The task: Could you write out every record below exactly, leaving out any pictures?

The data:
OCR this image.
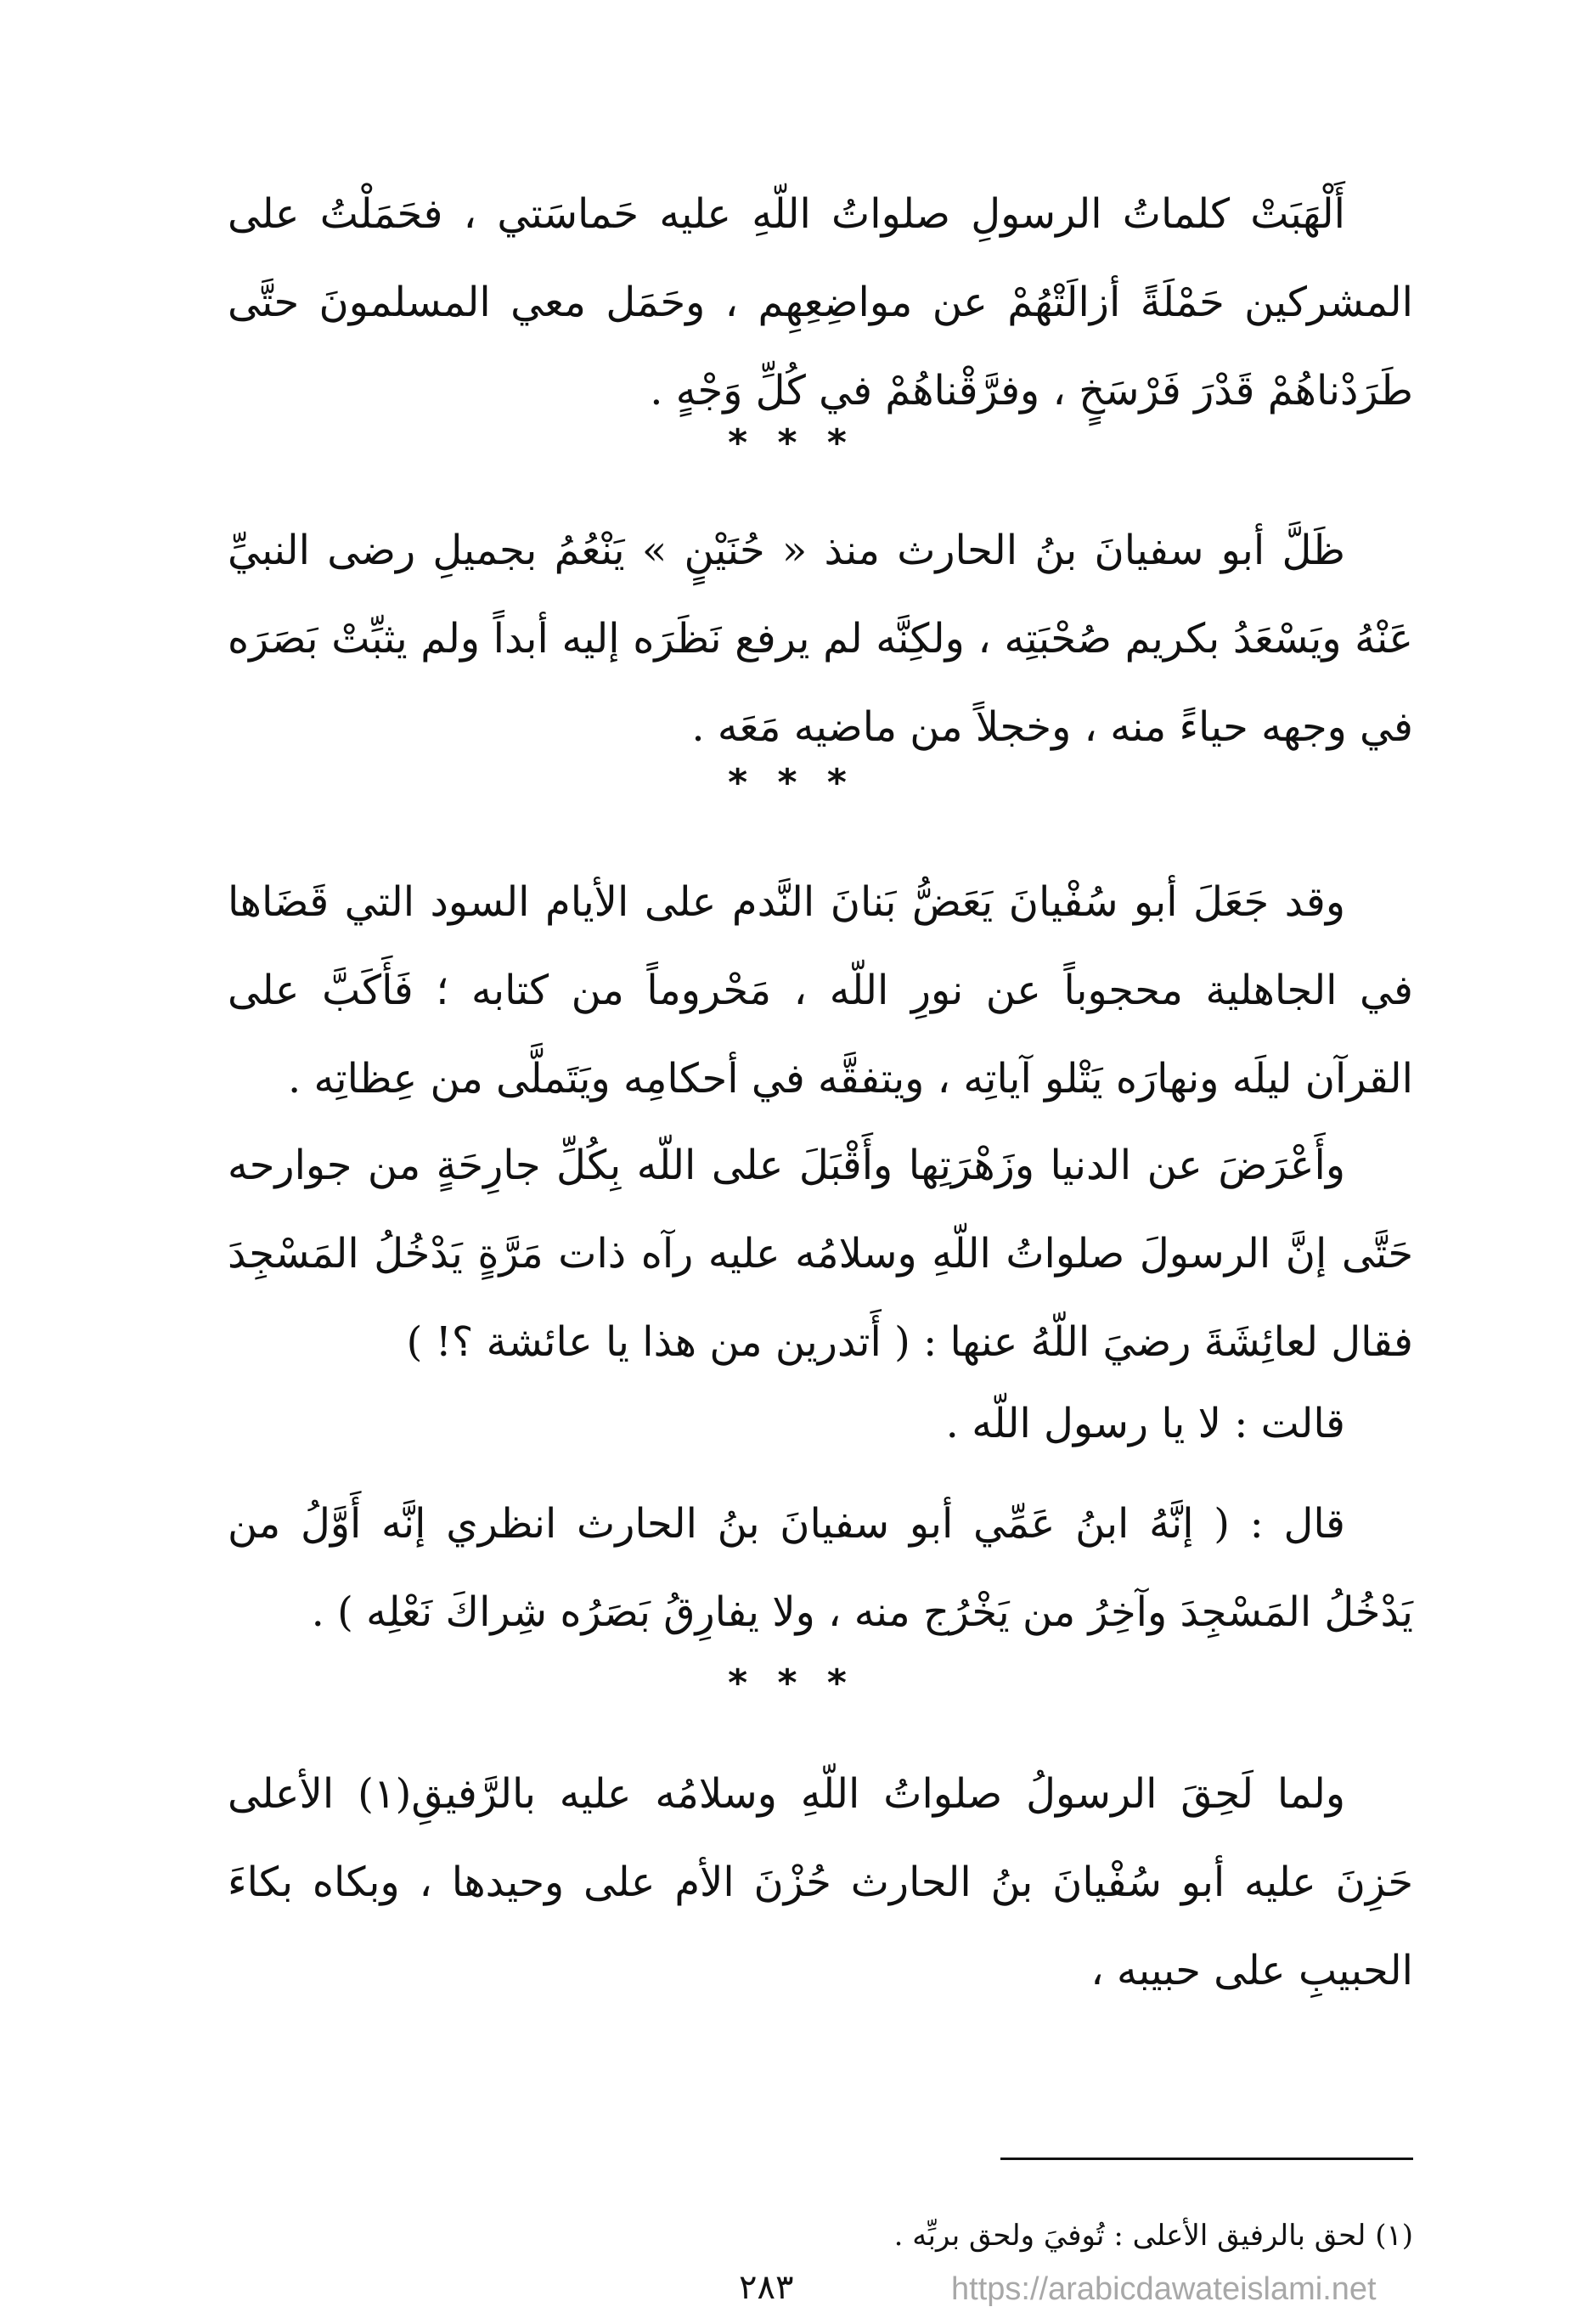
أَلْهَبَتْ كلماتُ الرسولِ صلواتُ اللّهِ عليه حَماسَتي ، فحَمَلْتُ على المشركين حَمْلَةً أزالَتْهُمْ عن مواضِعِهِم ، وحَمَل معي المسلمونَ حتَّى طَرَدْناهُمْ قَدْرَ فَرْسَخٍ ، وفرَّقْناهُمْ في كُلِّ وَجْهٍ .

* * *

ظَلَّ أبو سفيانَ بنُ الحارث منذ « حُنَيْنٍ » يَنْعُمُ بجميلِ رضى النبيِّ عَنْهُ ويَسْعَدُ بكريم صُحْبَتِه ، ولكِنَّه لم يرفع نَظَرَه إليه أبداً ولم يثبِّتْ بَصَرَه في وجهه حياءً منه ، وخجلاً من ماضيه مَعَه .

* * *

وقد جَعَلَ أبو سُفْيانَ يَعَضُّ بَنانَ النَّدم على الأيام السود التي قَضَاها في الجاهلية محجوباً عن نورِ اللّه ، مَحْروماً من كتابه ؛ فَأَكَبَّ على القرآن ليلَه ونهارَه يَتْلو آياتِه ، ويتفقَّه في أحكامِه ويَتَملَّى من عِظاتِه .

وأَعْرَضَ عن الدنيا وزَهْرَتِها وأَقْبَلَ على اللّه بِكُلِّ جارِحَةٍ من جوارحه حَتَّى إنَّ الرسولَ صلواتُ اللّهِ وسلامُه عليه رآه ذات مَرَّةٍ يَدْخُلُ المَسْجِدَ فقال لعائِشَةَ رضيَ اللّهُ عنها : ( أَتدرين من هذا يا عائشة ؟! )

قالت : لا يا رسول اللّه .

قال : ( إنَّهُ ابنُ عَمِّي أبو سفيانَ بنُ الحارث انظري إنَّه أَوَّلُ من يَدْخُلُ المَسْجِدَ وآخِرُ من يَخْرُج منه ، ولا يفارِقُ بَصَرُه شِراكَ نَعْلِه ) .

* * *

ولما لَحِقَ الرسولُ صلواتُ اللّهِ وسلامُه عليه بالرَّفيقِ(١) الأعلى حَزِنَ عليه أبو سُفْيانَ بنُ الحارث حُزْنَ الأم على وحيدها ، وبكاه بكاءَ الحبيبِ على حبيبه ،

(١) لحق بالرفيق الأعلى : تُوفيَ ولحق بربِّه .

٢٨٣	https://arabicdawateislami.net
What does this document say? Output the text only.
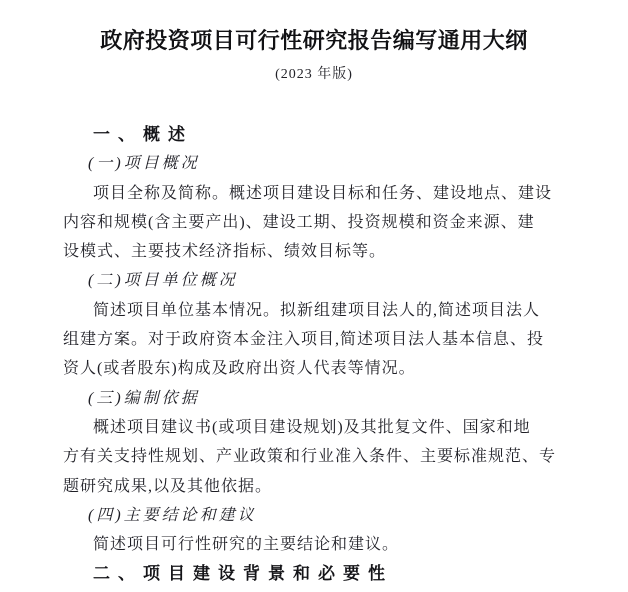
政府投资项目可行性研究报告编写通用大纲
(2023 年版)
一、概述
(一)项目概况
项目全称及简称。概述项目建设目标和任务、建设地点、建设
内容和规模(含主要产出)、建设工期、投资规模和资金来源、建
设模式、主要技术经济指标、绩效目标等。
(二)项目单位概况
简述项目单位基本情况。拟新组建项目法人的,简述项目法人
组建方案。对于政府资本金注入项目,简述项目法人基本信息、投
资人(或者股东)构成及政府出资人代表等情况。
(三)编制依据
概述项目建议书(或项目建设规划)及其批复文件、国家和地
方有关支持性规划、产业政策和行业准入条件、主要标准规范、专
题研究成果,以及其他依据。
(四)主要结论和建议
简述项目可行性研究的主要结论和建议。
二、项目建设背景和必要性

Result for this task:
OCR this image.
أَلْهَبَتْ كلماتُ الرسولِ صلواتُ اللّهِ عليه حَماسَتي ، فحَمَلْتُ على المشركين حَمْلَةً أزالَتْهُمْ عن مواضِعِهِم ، وحَمَل معي المسلمونَ حتَّى طَرَدْناهُمْ قَدْرَ فَرْسَخٍ ، وفرَّقْناهُمْ في كُلِّ وَجْهٍ .

* * *

ظَلَّ أبو سفيانَ بنُ الحارث منذ « حُنَيْنٍ » يَنْعُمُ بجميلِ رضى النبيِّ عَنْهُ ويَسْعَدُ بكريم صُحْبَتِه ، ولكِنَّه لم يرفع نَظَرَه إليه أبداً ولم يثبِّتْ بَصَرَه في وجهه حياءً منه ، وخجلاً من ماضيه مَعَه .

* * *

وقد جَعَلَ أبو سُفْيانَ يَعَضُّ بَنانَ النَّدم على الأيام السود التي قَضَاها في الجاهلية محجوباً عن نورِ اللّه ، مَحْروماً من كتابه ؛ فَأَكَبَّ على القرآن ليلَه ونهارَه يَتْلو آياتِه ، ويتفقَّه في أحكامِه ويَتَملَّى من عِظاتِه .

وأَعْرَضَ عن الدنيا وزَهْرَتِها وأَقْبَلَ على اللّه بِكُلِّ جارِحَةٍ من جوارحه حَتَّى إنَّ الرسولَ صلواتُ اللّهِ وسلامُه عليه رآه ذات مَرَّةٍ يَدْخُلُ المَسْجِدَ فقال لعائِشَةَ رضيَ اللّهُ عنها : ( أَتدرين من هذا يا عائشة ؟! )

قالت : لا يا رسول اللّه .

قال : ( إنَّهُ ابنُ عَمِّي أبو سفيانَ بنُ الحارث انظري إنَّه أَوَّلُ من يَدْخُلُ المَسْجِدَ وآخِرُ من يَخْرُج منه ، ولا يفارِقُ بَصَرُه شِراكَ نَعْلِه ) .

* * *

ولما لَحِقَ الرسولُ صلواتُ اللّهِ وسلامُه عليه بالرَّفيقِ(١) الأعلى حَزِنَ عليه أبو سُفْيانَ بنُ الحارث حُزْنَ الأم على وحيدها ، وبكاه بكاءَ الحبيبِ على حبيبه ،

(١) لحق بالرفيق الأعلى : تُوفيَ ولحق بربِّه .

٢٨٣	https://arabicdawateislami.net
What does this document say? Output the text only.
政府投资项目可行性研究报告编写通用大纲
(2023 年版)
一、概述
(一)项目概况
项目全称及简称。概述项目建设目标和任务、建设地点、建设
内容和规模(含主要产出)、建设工期、投资规模和资金来源、建
设模式、主要技术经济指标、绩效目标等。
(二)项目单位概况
简述项目单位基本情况。拟新组建项目法人的,简述项目法人
组建方案。对于政府资本金注入项目,简述项目法人基本信息、投
资人(或者股东)构成及政府出资人代表等情况。
(三)编制依据
概述项目建议书(或项目建设规划)及其批复文件、国家和地
方有关支持性规划、产业政策和行业准入条件、主要标准规范、专
题研究成果,以及其他依据。
(四)主要结论和建议
简述项目可行性研究的主要结论和建议。
二、项目建设背景和必要性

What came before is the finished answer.